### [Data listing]
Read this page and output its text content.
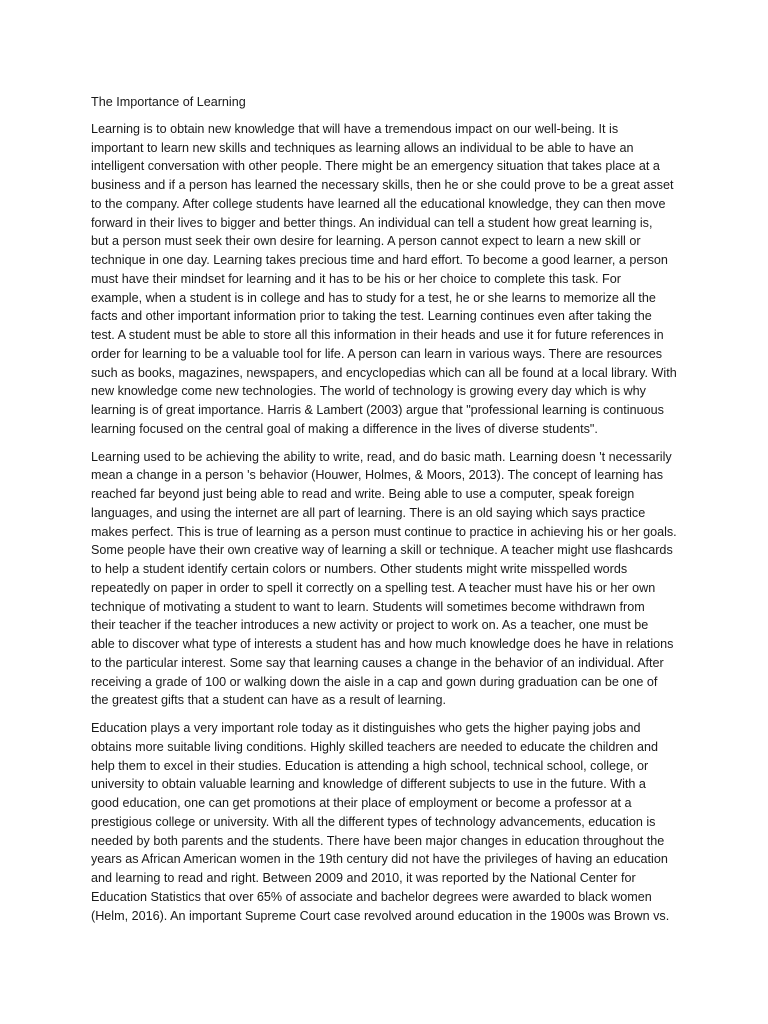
The Importance of Learning
Learning is to obtain new knowledge that will have a tremendous impact on our well-being. It is
important to learn new skills and techniques as learning allows an individual to be able to have an
intelligent conversation with other people. There might be an emergency situation that takes place at a
business and if a person has learned the necessary skills, then he or she could prove to be a great asset
to the company. After college students have learned all the educational knowledge, they can then move
forward in their lives to bigger and better things. An individual can tell a student how great learning is,
but a person must seek their own desire for learning. A person cannot expect to learn a new skill or
technique in one day. Learning takes precious time and hard effort. To become a good learner, a person
must have their mindset for learning and it has to be his or her choice to complete this task. For
example, when a student is in college and has to study for a test, he or she learns to memorize all the
facts and other important information prior to taking the test. Learning continues even after taking the
test. A student must be able to store all this information in their heads and use it for future references in
order for learning to be a valuable tool for life. A person can learn in various ways. There are resources
such as books, magazines, newspapers, and encyclopedias which can all be found at a local library. With
new knowledge come new technologies. The world of technology is growing every day which is why
learning is of great importance. Harris & Lambert (2003) argue that "professional learning is continuous
learning focused on the central goal of making a difference in the lives of diverse students".
Learning used to be achieving the ability to write, read, and do basic math. Learning doesn 't necessarily
mean a change in a person 's behavior (Houwer, Holmes, & Moors, 2013). The concept of learning has
reached far beyond just being able to read and write. Being able to use a computer, speak foreign
languages, and using the internet are all part of learning. There is an old saying which says practice
makes perfect. This is true of learning as a person must continue to practice in achieving his or her goals.
Some people have their own creative way of learning a skill or technique. A teacher might use flashcards
to help a student identify certain colors or numbers. Other students might write misspelled words
repeatedly on paper in order to spell it correctly on a spelling test. A teacher must have his or her own
technique of motivating a student to want to learn. Students will sometimes become withdrawn from
their teacher if the teacher introduces a new activity or project to work on. As a teacher, one must be
able to discover what type of interests a student has and how much knowledge does he have in relations
to the particular interest. Some say that learning causes a change in the behavior of an individual. After
receiving a grade of 100 or walking down the aisle in a cap and gown during graduation can be one of
the greatest gifts that a student can have as a result of learning.
Education plays a very important role today as it distinguishes who gets the higher paying jobs and
obtains more suitable living conditions. Highly skilled teachers are needed to educate the children and
help them to excel in their studies. Education is attending a high school, technical school, college, or
university to obtain valuable learning and knowledge of different subjects to use in the future. With a
good education, one can get promotions at their place of employment or become a professor at a
prestigious college or university. With all the different types of technology advancements, education is
needed by both parents and the students. There have been major changes in education throughout the
years as African American women in the 19th century did not have the privileges of having an education
and learning to read and right. Between 2009 and 2010, it was reported by the National Center for
Education Statistics that over 65% of associate and bachelor degrees were awarded to black women
(Helm, 2016). An important Supreme Court case revolved around education in the 1900s was Brown vs.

### [OBJECTIVE]
Reproduce each line from the records that contains the word "valuable".

### [CORRECT RESPONSE]
order for learning to be a valuable tool for life. A person can learn in various ways. There are resources
university to obtain valuable learning and knowledge of different subjects to use in the future. With a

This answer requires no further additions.